DIRECTIONS:
Here are some records; quote them exactly, leaving out the pictures.

#####

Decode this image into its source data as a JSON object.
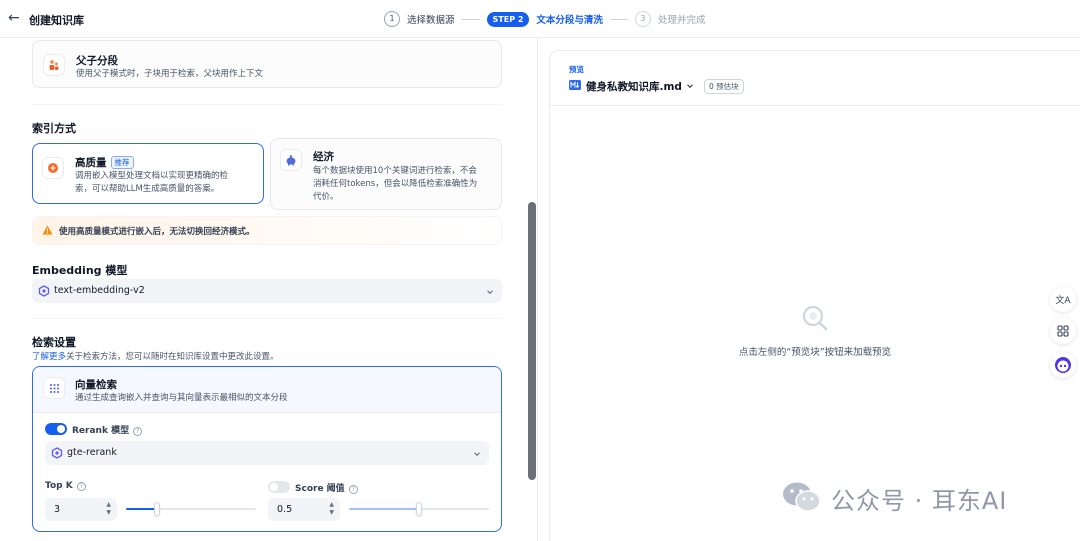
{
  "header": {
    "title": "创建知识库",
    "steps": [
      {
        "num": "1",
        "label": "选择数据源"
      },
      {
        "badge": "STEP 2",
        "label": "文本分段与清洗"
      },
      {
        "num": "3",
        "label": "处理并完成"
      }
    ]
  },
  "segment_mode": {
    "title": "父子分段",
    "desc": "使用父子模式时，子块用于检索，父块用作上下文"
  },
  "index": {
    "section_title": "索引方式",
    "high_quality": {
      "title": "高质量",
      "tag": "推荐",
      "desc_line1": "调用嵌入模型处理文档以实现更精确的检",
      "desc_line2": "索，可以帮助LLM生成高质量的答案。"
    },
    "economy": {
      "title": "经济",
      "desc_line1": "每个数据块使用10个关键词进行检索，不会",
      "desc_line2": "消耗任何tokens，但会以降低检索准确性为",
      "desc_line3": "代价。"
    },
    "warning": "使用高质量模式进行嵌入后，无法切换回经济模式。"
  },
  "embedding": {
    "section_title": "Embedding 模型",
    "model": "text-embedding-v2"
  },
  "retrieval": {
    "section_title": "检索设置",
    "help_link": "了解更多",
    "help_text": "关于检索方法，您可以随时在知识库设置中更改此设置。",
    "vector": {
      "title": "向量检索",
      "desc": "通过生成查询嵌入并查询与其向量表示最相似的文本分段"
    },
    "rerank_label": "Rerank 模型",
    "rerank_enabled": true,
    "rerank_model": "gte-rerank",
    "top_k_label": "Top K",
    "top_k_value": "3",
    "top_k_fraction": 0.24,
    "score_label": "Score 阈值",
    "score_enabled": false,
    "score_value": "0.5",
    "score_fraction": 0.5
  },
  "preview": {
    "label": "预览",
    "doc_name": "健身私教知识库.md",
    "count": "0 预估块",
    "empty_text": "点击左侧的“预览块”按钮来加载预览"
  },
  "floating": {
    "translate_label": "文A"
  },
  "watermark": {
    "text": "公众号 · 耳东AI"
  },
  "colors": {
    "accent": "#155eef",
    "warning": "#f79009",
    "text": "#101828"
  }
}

#####

THE ANSWER:
Decode this image into its source data as a JSON object.
{
  "header": {
    "title": "创建知识库",
    "steps": [
      {
        "num": "1",
        "label": "选择数据源"
      },
      {
        "badge": "STEP 2",
        "label": "文本分段与清洗"
      },
      {
        "num": "3",
        "label": "处理并完成"
      }
    ]
  },
  "segment_mode": {
    "title": "父子分段",
    "desc": "使用父子模式时，子块用于检索，父块用作上下文"
  },
  "index": {
    "section_title": "索引方式",
    "high_quality": {
      "title": "高质量",
      "tag": "推荐",
      "desc_line1": "调用嵌入模型处理文档以实现更精确的检",
      "desc_line2": "索，可以帮助LLM生成高质量的答案。"
    },
    "economy": {
      "title": "经济",
      "desc_line1": "每个数据块使用10个关键词进行检索，不会",
      "desc_line2": "消耗任何tokens，但会以降低检索准确性为",
      "desc_line3": "代价。"
    },
    "warning": "使用高质量模式进行嵌入后，无法切换回经济模式。"
  },
  "embedding": {
    "section_title": "Embedding 模型",
    "model": "text-embedding-v2"
  },
  "retrieval": {
    "section_title": "检索设置",
    "help_link": "了解更多",
    "help_text": "关于检索方法，您可以随时在知识库设置中更改此设置。",
    "vector": {
      "title": "向量检索",
      "desc": "通过生成查询嵌入并查询与其向量表示最相似的文本分段"
    },
    "rerank_label": "Rerank 模型",
    "rerank_enabled": true,
    "rerank_model": "gte-rerank",
    "top_k_label": "Top K",
    "top_k_value": "3",
    "top_k_fraction": 0.24,
    "score_label": "Score 阈值",
    "score_enabled": false,
    "score_value": "0.5",
    "score_fraction": 0.5
  },
  "preview": {
    "label": "预览",
    "doc_name": "健身私教知识库.md",
    "count": "0 预估块",
    "empty_text": "点击左侧的“预览块”按钮来加载预览"
  },
  "floating": {
    "translate_label": "文A"
  },
  "watermark": {
    "text": "公众号 · 耳东AI"
  },
  "colors": {
    "accent": "#155eef",
    "warning": "#f79009",
    "text": "#101828"
  }
}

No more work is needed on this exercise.